**Task objective**
Reply with one number only: the count of lines below that contain the word "Mediterranean".

--------------------------------------------------

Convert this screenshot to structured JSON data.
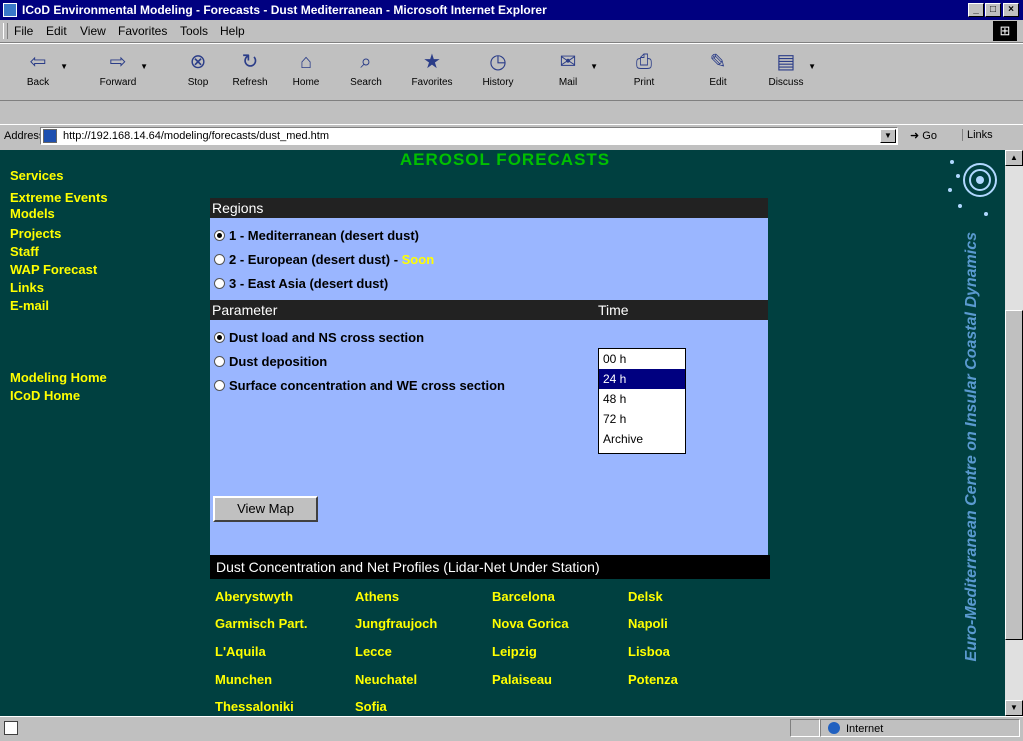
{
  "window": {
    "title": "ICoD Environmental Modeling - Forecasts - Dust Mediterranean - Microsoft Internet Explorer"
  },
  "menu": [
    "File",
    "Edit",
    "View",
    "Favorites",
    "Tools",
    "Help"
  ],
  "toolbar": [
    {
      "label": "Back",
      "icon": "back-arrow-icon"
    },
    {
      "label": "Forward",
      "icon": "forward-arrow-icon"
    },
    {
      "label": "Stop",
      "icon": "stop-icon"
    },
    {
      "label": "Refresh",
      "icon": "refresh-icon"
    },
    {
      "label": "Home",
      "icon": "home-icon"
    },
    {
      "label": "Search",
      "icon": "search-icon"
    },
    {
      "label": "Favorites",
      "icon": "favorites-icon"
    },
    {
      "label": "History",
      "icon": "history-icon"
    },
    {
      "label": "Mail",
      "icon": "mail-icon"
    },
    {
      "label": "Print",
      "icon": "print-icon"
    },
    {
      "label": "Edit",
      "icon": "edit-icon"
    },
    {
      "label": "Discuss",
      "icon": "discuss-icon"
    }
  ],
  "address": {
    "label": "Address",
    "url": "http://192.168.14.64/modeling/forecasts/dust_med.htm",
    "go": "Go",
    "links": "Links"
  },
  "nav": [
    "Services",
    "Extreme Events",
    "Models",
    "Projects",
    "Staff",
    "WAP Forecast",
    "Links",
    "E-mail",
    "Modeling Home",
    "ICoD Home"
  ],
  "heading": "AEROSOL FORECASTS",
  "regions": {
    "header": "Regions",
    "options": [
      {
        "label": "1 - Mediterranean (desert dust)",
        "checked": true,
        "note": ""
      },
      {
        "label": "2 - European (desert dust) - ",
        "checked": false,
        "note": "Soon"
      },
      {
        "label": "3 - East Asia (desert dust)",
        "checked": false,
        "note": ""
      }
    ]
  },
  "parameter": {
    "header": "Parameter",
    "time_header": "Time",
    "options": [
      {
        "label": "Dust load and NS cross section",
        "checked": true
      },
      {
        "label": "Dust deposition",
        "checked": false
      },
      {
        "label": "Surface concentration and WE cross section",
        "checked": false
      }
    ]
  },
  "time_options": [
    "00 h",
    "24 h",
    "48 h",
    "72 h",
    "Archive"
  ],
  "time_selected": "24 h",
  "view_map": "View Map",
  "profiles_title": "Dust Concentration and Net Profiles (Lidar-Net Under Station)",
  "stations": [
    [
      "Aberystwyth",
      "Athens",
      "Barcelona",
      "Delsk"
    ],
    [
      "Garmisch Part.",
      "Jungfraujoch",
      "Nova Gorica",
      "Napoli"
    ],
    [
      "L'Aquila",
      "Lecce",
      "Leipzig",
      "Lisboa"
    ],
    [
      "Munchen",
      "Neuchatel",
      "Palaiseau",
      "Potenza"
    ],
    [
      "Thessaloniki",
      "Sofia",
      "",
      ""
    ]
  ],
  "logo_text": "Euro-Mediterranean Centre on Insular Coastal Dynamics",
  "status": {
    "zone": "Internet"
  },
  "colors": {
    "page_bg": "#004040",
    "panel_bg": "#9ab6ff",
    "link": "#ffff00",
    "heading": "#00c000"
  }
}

--------------------------------------------------

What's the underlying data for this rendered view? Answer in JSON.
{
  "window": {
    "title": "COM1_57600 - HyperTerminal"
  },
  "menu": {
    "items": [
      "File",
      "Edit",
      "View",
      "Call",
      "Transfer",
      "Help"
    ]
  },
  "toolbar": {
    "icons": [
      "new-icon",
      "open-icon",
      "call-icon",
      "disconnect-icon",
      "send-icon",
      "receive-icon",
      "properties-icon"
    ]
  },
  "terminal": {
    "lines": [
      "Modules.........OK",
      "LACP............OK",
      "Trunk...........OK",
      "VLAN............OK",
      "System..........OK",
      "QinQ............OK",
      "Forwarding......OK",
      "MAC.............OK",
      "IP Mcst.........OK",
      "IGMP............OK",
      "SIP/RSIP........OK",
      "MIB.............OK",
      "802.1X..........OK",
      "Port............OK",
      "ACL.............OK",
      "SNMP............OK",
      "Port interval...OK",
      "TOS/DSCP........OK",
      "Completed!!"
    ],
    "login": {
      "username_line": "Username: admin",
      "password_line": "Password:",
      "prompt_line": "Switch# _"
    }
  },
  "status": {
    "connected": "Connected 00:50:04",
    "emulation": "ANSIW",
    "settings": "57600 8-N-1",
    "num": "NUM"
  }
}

--------------------------------------------------

**Exercise answer**
3